— Start —

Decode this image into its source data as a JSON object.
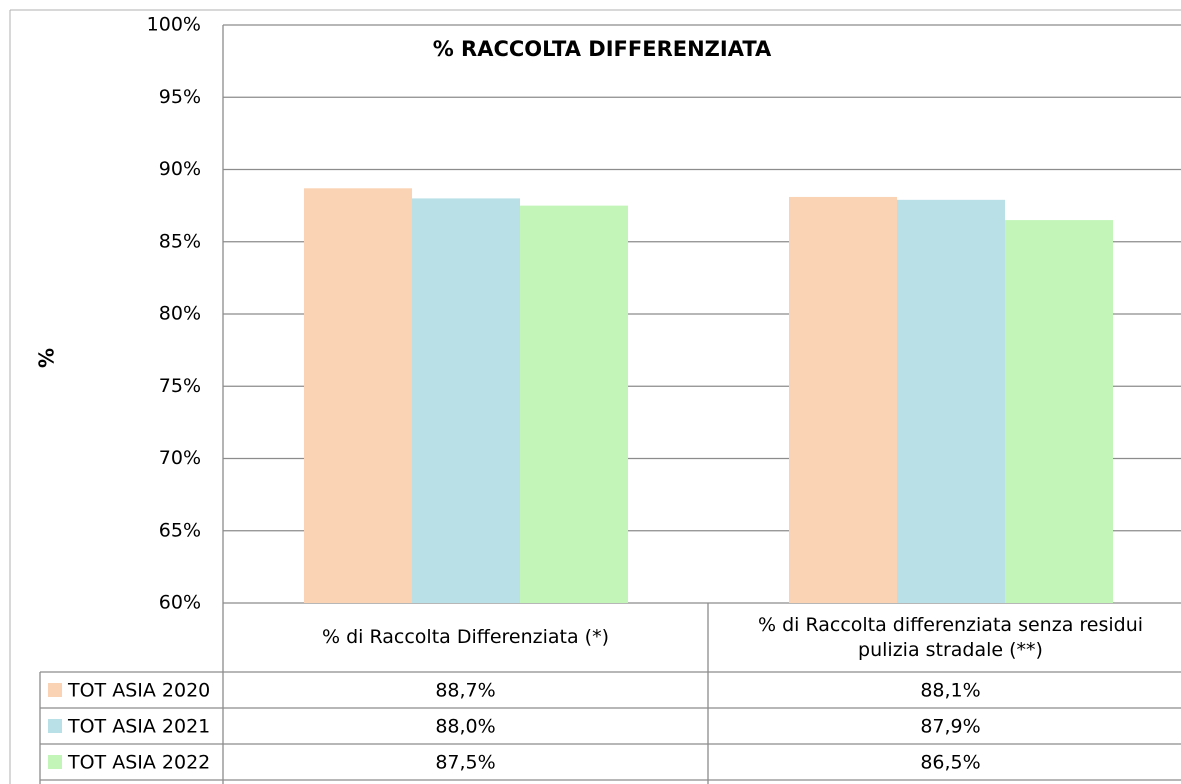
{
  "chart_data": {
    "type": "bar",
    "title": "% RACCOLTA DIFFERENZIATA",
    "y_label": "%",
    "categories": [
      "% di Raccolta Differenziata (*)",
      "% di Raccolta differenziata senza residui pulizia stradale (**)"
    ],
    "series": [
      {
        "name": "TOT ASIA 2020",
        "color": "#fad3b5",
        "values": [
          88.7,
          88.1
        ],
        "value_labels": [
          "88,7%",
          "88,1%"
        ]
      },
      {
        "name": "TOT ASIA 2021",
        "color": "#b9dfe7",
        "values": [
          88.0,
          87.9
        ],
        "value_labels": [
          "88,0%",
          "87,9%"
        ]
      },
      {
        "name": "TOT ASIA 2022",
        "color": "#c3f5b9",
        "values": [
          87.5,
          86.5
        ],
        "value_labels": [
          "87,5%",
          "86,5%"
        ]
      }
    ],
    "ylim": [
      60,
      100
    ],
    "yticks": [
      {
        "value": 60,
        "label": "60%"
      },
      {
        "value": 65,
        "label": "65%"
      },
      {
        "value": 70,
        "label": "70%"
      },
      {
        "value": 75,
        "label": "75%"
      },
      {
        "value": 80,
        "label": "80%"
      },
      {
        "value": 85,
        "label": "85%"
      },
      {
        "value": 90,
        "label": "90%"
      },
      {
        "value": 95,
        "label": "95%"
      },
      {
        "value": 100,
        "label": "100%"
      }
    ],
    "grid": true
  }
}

— End —
— Start —

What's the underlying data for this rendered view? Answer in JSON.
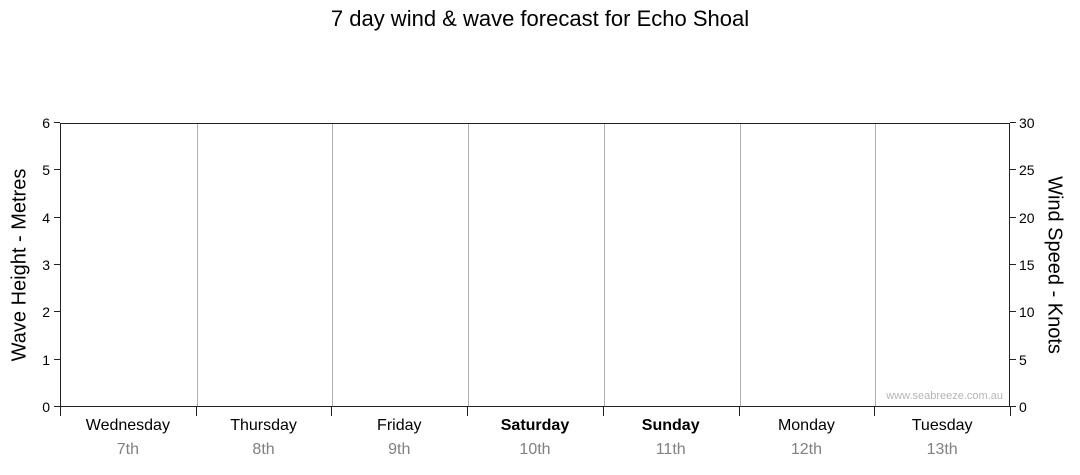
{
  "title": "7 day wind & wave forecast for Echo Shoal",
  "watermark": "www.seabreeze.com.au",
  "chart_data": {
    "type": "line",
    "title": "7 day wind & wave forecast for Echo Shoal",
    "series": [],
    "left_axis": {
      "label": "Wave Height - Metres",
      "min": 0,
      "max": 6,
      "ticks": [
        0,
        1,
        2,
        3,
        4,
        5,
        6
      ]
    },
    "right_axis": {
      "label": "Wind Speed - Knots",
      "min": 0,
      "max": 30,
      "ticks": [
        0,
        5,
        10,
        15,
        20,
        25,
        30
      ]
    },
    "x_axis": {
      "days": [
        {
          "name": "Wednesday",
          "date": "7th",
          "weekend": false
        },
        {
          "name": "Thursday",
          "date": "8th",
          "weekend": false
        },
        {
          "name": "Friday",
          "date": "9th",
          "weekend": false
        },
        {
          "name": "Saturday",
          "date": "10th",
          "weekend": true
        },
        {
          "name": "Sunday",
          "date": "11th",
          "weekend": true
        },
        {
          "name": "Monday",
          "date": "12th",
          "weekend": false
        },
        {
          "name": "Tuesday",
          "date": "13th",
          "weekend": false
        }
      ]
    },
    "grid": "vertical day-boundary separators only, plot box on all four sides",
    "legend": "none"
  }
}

— End —

Direction. Answer with one number only: how many lines above contain the word "title".

Complete response. 3